[Task directions] Look for "page" in each line of the records, and copy the lines that have it.

━━━━━ Provided entries

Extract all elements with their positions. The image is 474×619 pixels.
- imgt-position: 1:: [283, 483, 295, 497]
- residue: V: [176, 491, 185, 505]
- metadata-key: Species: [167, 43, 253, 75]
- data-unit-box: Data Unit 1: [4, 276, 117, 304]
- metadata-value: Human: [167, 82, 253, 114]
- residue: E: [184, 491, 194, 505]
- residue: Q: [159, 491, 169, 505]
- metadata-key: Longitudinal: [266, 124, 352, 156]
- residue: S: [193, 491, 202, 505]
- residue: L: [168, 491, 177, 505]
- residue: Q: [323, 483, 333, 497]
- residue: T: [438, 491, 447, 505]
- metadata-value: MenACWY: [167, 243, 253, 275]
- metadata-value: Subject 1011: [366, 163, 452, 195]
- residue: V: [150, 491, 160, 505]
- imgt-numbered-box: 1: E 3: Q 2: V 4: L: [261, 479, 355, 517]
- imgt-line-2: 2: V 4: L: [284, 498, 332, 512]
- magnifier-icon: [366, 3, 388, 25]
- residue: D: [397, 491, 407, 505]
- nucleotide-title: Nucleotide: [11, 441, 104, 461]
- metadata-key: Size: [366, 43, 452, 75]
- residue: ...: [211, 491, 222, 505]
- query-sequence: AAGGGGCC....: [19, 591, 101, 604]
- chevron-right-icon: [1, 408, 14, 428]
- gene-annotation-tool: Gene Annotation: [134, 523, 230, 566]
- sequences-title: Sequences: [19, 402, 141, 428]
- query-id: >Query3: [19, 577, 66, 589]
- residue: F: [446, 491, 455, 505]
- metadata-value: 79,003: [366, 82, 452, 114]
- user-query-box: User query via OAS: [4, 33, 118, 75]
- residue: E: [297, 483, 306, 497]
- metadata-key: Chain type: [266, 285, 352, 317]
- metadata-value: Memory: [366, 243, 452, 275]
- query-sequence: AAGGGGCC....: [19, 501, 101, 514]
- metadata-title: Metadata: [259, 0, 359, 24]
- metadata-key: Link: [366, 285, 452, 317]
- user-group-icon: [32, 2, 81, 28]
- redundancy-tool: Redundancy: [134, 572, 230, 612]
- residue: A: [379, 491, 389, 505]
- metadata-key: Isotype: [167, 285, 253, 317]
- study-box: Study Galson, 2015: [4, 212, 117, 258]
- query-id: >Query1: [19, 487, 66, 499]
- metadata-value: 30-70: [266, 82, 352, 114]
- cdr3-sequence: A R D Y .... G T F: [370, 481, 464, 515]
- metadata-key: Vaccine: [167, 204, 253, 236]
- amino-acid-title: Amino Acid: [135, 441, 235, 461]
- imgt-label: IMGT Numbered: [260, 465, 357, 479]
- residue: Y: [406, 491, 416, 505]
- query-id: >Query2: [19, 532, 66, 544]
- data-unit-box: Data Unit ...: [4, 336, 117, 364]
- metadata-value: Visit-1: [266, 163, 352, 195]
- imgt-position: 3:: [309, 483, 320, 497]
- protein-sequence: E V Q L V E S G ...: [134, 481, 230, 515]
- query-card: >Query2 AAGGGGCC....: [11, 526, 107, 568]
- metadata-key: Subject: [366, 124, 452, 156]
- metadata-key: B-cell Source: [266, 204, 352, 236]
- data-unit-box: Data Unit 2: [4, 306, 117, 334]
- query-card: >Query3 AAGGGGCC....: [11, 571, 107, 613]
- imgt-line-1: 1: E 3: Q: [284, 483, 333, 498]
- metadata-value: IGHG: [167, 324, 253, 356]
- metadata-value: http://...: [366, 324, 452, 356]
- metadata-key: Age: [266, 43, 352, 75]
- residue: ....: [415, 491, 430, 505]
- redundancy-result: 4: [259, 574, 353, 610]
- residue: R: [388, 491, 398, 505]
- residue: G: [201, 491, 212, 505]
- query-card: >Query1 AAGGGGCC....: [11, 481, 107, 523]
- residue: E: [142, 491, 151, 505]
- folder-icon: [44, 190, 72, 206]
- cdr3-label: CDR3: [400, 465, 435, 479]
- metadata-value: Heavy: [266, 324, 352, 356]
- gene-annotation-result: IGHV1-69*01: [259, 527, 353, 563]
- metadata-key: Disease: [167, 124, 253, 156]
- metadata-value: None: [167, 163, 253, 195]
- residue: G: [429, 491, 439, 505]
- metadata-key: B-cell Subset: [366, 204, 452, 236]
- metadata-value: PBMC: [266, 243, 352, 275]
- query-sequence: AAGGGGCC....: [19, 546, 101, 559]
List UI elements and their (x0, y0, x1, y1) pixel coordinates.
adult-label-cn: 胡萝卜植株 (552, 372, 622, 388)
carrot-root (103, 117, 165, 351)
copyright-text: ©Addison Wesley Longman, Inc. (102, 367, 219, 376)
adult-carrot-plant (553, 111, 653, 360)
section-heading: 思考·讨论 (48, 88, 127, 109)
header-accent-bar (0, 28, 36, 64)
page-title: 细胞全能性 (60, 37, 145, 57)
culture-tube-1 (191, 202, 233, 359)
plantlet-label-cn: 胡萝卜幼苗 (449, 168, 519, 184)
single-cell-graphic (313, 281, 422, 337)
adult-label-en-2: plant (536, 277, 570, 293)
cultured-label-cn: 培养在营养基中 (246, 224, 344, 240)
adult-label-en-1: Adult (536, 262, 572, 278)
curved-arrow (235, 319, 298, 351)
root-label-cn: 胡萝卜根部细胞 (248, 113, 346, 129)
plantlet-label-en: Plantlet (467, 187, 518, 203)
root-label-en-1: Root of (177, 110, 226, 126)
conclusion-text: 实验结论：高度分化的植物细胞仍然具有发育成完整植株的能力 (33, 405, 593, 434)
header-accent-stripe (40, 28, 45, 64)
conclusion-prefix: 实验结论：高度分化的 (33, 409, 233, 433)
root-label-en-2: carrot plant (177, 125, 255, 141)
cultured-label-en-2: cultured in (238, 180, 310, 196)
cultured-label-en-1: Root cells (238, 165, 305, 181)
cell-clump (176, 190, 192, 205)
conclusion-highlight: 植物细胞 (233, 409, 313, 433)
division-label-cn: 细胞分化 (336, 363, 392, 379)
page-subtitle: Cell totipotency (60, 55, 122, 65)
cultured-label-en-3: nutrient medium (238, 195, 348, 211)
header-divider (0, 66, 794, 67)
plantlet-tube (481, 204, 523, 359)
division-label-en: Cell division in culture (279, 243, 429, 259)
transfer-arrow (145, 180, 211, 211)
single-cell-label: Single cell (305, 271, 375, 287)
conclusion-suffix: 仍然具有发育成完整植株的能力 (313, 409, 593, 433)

━━━━━━━━━━

[Solution to this exercise]
page-title: 细胞全能性 (60, 37, 145, 57)
page-subtitle: Cell totipotency (60, 55, 122, 65)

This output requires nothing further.